▶ **INPUT DATA**
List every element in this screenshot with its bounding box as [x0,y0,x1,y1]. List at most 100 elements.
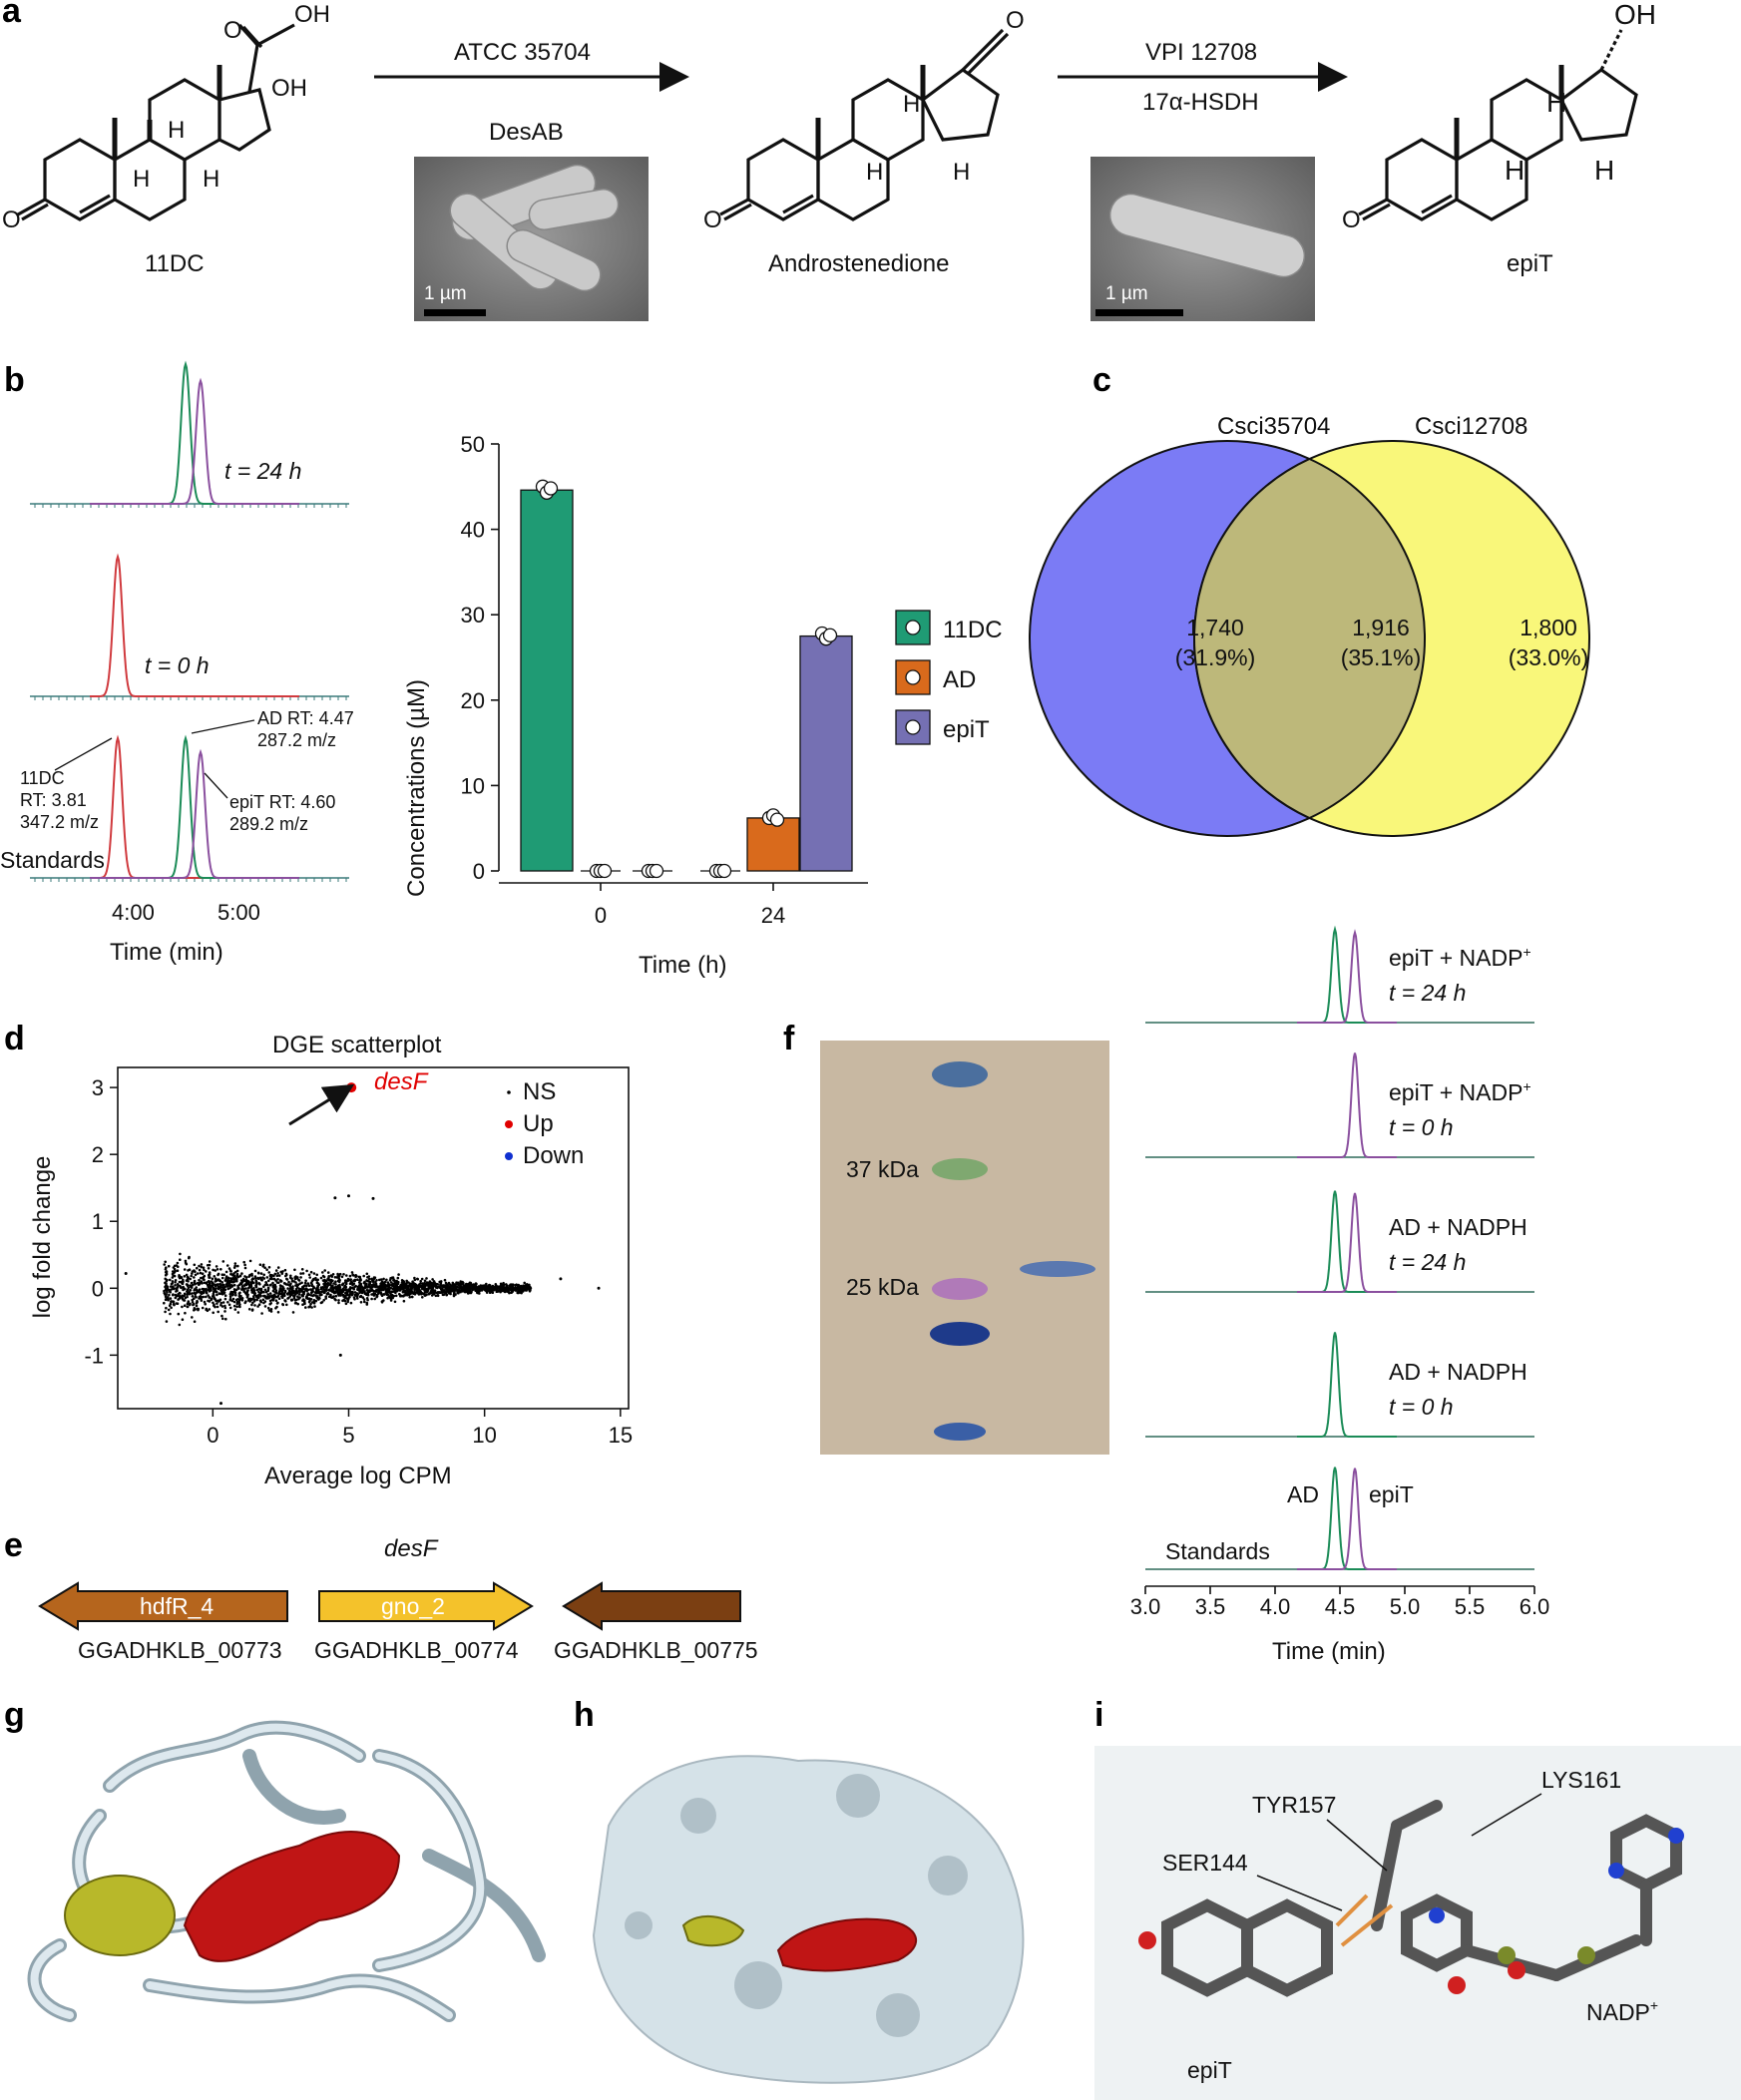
scatter-point-ns [207,1294,210,1297]
scatter-point-ns [294,1293,297,1296]
scatter-point-ns [187,1286,191,1290]
bar-ytick-label: 40 [461,518,485,543]
atom-o-1: O [2,207,21,233]
scatter-point-ns [247,1308,251,1311]
scatter-point-ns [314,1299,318,1303]
scatter-point-ns [359,1301,363,1304]
scatter-point-ns [387,1284,391,1287]
scatter-point-ns [363,1300,366,1304]
scatter-point-ns [334,1280,337,1283]
ligand-label-nadp-sup: + [1650,1997,1658,2013]
scatter-point-ns [293,1268,296,1272]
scale-bar-label-1: 1 µm [424,283,467,304]
scatter-point-ns [232,1283,236,1287]
scatter-point-ns [221,1260,225,1263]
scatter-point-ns [393,1279,396,1282]
scatter-point-ns [515,1283,518,1286]
scatter-point-ns [230,1299,234,1303]
scatter-point-ns [472,1287,476,1291]
scatter-point-ns [386,1281,390,1284]
scatter-point-ns [261,1276,264,1279]
scatter-point-ns [268,1292,272,1295]
scatter-point-ns [201,1306,205,1310]
panel-label-h: h [574,1696,595,1734]
scatter-point-ns [196,1288,199,1292]
scatter-point-ns [301,1303,304,1306]
scatter-point-ns [380,1288,383,1292]
ann-11dc-mz: 347.2 m/z [20,812,99,832]
scatter-point-ns [270,1294,274,1298]
scatter-point-ns [312,1278,315,1281]
scatter-point-ns [179,1258,182,1261]
scatter-point-ns [350,1293,354,1297]
scatter-point-ns [171,1280,175,1283]
scatter-point-ns [324,1282,328,1286]
scatter-point-ns [354,1284,357,1288]
scatter-point-ns [200,1299,204,1302]
scatter-point-ns [245,1293,248,1296]
bar-point [597,863,613,879]
scatter-point-ns [245,1296,249,1299]
chrom-f-xlabel: Time (min) [1272,1638,1386,1665]
scatter-point-ns [232,1266,236,1269]
ladder-band-1 [932,1061,988,1087]
scatter-point-ns [266,1306,270,1310]
panel-h-surface-structure [592,1755,1025,2084]
bar-xtick-label: 0 [595,903,607,928]
scatter-point-ns [220,1281,223,1284]
scatter-point-ns [194,1293,197,1296]
ann-ad-rt: AD RT: 4.47 [257,708,354,728]
scatter-point-ns [215,1279,218,1282]
scatter-point-ns [387,1286,391,1290]
gene-arrow-2 [318,1581,534,1631]
scatter-point-ns [390,1290,394,1293]
scatter-point-ns [396,1287,399,1291]
scatter-point-ns [253,1269,257,1273]
scatter-point-ns [171,1282,174,1285]
scatter-point-ns [181,1305,184,1309]
scatter-point-ns [340,1290,343,1294]
scatter-point-ns [244,1287,247,1290]
scatter-point-ns [223,1288,227,1292]
scatter-point-ns [234,1288,238,1292]
scatter-point-ns [191,1272,194,1275]
scatter-point-ns [356,1297,359,1300]
scatter-point-ns [329,1281,332,1285]
scatter-point-ns [486,1287,490,1290]
scatter-point-ns [297,1297,300,1301]
scatter-point-ns [209,1286,213,1290]
scatter-point-ns [441,1290,445,1293]
scatter-point-ns [275,1305,278,1309]
scatter-point-ns [257,1303,261,1306]
ann-epit-mz: 289.2 m/z [229,814,308,834]
bar-ytick-label: 0 [473,859,485,884]
scatter-point-ns [296,1295,299,1298]
chrom-b-peak [90,377,299,505]
scatter-point-ns [277,1274,281,1277]
scatter-point-ns [165,1266,168,1269]
scatter-point-ns [295,1298,298,1302]
scatter-point-ns [314,1276,317,1280]
scatter-point-ns [375,1294,379,1298]
scatter-point-ns [507,1290,510,1293]
scatter-point-ns [333,1276,337,1279]
scatter-point-ns [345,1274,348,1277]
scatter-point-ns [367,1289,370,1292]
scatter-point-ns [198,1264,201,1268]
scatter-point-ns [197,1308,200,1312]
scatter-point-ns [175,1302,179,1305]
scatter-point-ns [377,1289,381,1292]
scatter-point-ns [278,1284,282,1287]
ladder-band-5 [934,1423,986,1441]
scatter-point-ns [374,1281,377,1284]
scatter-point-ns [400,1281,404,1284]
scatter-point-outlier [338,1353,342,1357]
scatter-point-ns [337,1291,340,1295]
scatter-point-ns [393,1300,397,1304]
scatter-point-ns [448,1289,451,1292]
scatter-point-ns [341,1299,344,1303]
scatter-point-ns [223,1294,227,1297]
scatter-point-ns [361,1296,365,1299]
scatter-point-ns [277,1297,281,1300]
scatter-point-ns [217,1299,219,1303]
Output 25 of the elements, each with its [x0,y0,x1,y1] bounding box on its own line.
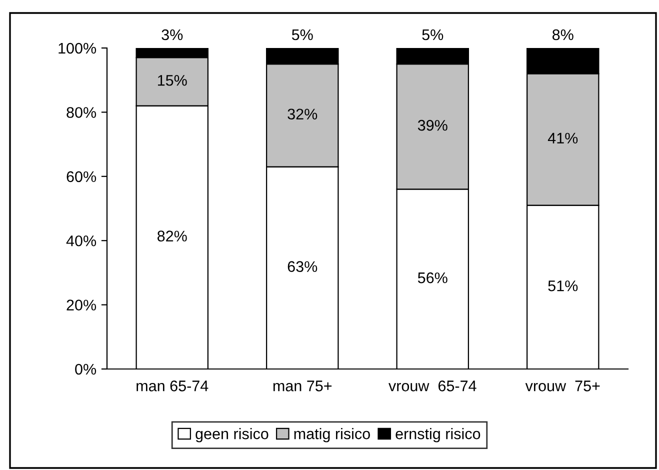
x-tick-label: man 65-74 [136,380,208,392]
data-label: 32% [288,108,318,120]
y-tick-label: 0% [75,364,96,375]
y-tick-label: 80% [66,107,96,118]
data-label: 15% [158,75,187,86]
x-tick-label: man 75+ [273,380,332,392]
legend-label: geen risico [196,428,268,442]
data-label: 3% [162,29,183,40]
data-label: 51% [548,280,578,292]
legend-label: matig risico [294,428,370,442]
data-label: 82% [158,230,187,242]
data-label: 5% [422,29,444,40]
y-tick-label: 20% [66,300,96,310]
data-label: 39% [418,120,448,131]
legend-label: ernstig risico [396,428,480,442]
x-tick-label: vrouw 65-74 [388,380,476,392]
y-tick-label: 60% [66,171,96,182]
data-label: 56% [418,272,448,284]
data-label: 63% [288,261,318,272]
data-label: 8% [552,29,574,40]
x-tick-label: vrouw 75+ [525,380,600,392]
data-label: 5% [292,29,313,40]
data-label: 41% [548,132,578,144]
y-tick-label: 40% [66,235,96,246]
y-tick-label: 100% [58,42,96,54]
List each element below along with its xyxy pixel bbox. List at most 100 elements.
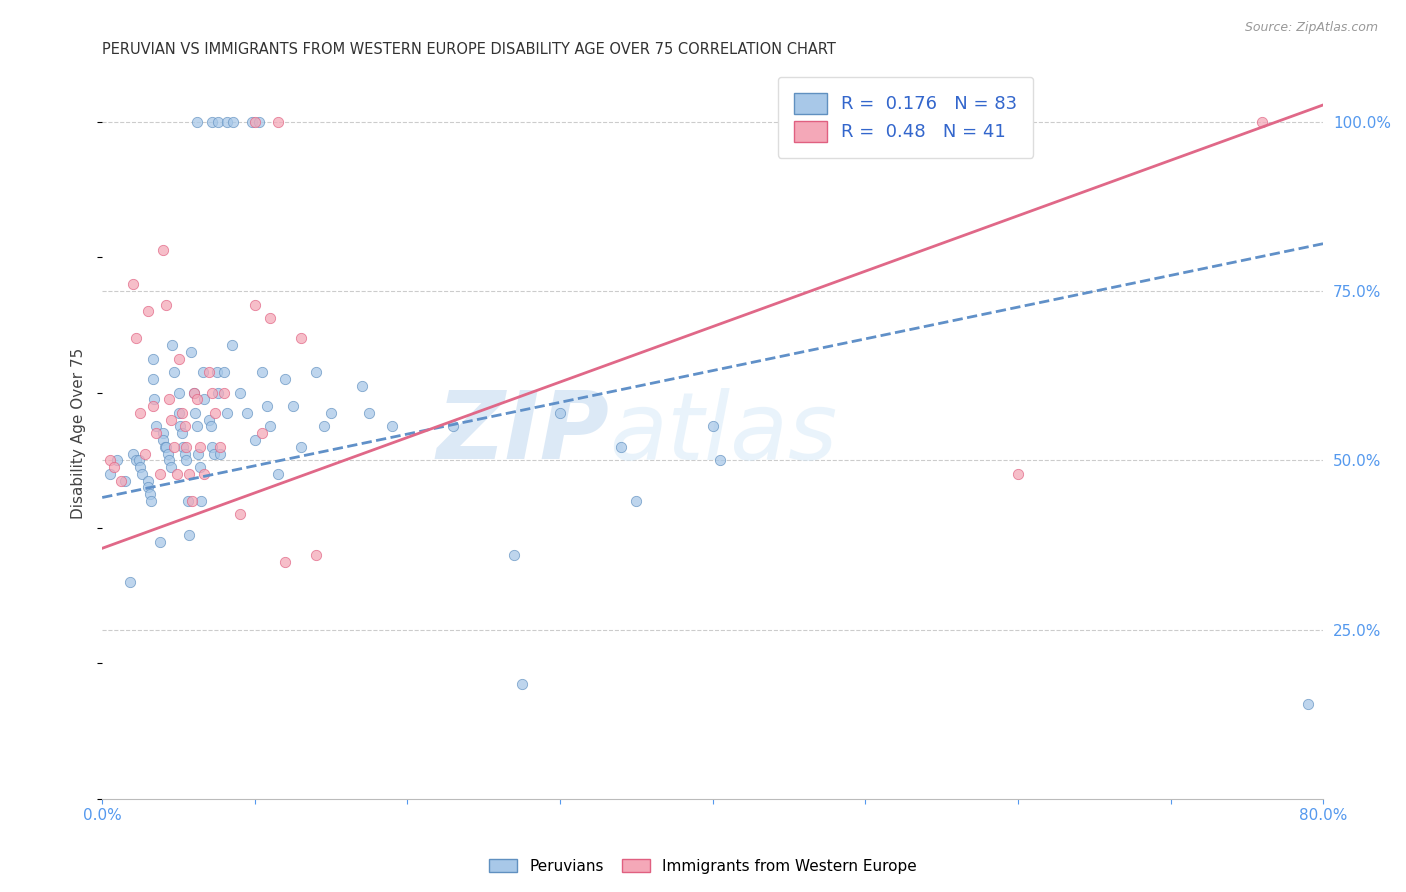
Point [170,406,193,420]
Point [1296,697,1319,711]
Point [249,115,271,129]
Point [259,311,281,326]
Point [174,453,197,467]
Point [183,385,205,400]
Point [207,115,229,129]
Point [240,115,263,129]
Point [256,399,278,413]
Point [136,480,159,494]
Point [186,115,208,129]
Point [181,494,204,508]
Point [139,494,162,508]
Point [290,440,312,454]
Point [98,453,121,467]
Point [166,467,188,481]
Point [153,440,176,454]
Point [228,385,250,400]
Point [610,440,633,454]
Point [167,351,190,366]
Point [172,440,194,454]
Point [131,467,153,481]
Point [121,277,143,292]
Point [179,467,201,481]
Point [274,372,297,386]
Point [281,399,304,413]
Point [134,446,156,460]
Point [183,385,205,400]
Point [312,419,335,434]
Point [149,467,172,481]
Point [267,467,290,481]
Point [214,365,236,379]
Point [228,508,250,522]
Legend: Peruvians, Immigrants from Western Europe: Peruvians, Immigrants from Western Europ… [484,853,922,880]
Point [167,406,190,420]
Point [128,453,150,467]
Point [243,115,266,129]
Point [305,365,328,379]
Point [143,392,166,407]
Point [188,440,211,454]
Point [173,419,195,434]
Point [193,467,215,481]
Point [155,440,177,454]
Point [142,372,165,386]
Point [503,548,526,562]
Point [221,338,243,352]
Point [510,676,533,690]
Point [107,453,129,467]
Point [201,115,224,129]
Legend: R =  0.176   N = 83, R =  0.48   N = 41: R = 0.176 N = 83, R = 0.48 N = 41 [778,77,1033,158]
Point [160,460,183,475]
Point [187,446,209,460]
Point [138,487,160,501]
Point [222,115,245,129]
Text: Source: ZipAtlas.com: Source: ZipAtlas.com [1244,21,1378,34]
Point [702,419,724,434]
Point [157,392,180,407]
Point [259,419,281,434]
Point [1007,467,1029,481]
Point [217,115,239,129]
Point [110,474,132,488]
Point [145,426,167,441]
Point [267,115,290,129]
Point [118,575,141,590]
Point [152,433,174,447]
Point [359,406,381,420]
Point [381,419,404,434]
Point [441,419,464,434]
Point [305,548,328,562]
Point [274,555,297,569]
Point [207,385,229,400]
Point [149,534,172,549]
Point [136,474,159,488]
Point [236,406,259,420]
Point [626,494,648,508]
Point [198,365,221,379]
Point [152,426,174,441]
Point [114,474,136,488]
Point [201,440,224,454]
Point [1251,115,1274,129]
Point [186,419,208,434]
Point [163,365,186,379]
Point [142,351,165,366]
Point [190,494,212,508]
Text: ZIP: ZIP [436,387,609,479]
Point [129,406,152,420]
Point [290,331,312,345]
Point [208,440,231,454]
Point [548,406,571,420]
Point [167,385,190,400]
Point [186,392,208,407]
Point [200,419,222,434]
Point [156,446,179,460]
Point [129,460,152,475]
Point [252,365,274,379]
Point [204,406,226,420]
Point [103,460,125,475]
Point [243,297,266,311]
Point [125,331,148,345]
Point [193,392,215,407]
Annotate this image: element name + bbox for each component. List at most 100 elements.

▶ **PROBLEM REQUIREMENTS**
Reproduce the stretch from the line containing "scatter-point-ns [207,1294,210,1297]" through the line containing "scatter-point-ns [293,1268,296,1272]", changing every "scatter-point-ns" to "scatter-point" and leaving all else unchanged. Give only those lines.

▶ **OUTPUT FOR THIS TASK**
scatter-point [207,1294,210,1297]
scatter-point [294,1293,297,1296]
scatter-point [187,1286,191,1290]
bar-ytick-label: 40 [461,518,485,543]
atom-o-1: O [2,207,21,233]
scatter-point [247,1308,251,1311]
scatter-point [314,1299,318,1303]
scatter-point [359,1301,363,1304]
scatter-point [387,1284,391,1287]
scatter-point [363,1300,366,1304]
scatter-point [334,1280,337,1283]
ligand-label-nadp-sup: + [1650,1997,1658,2013]
scatter-point [293,1268,296,1272]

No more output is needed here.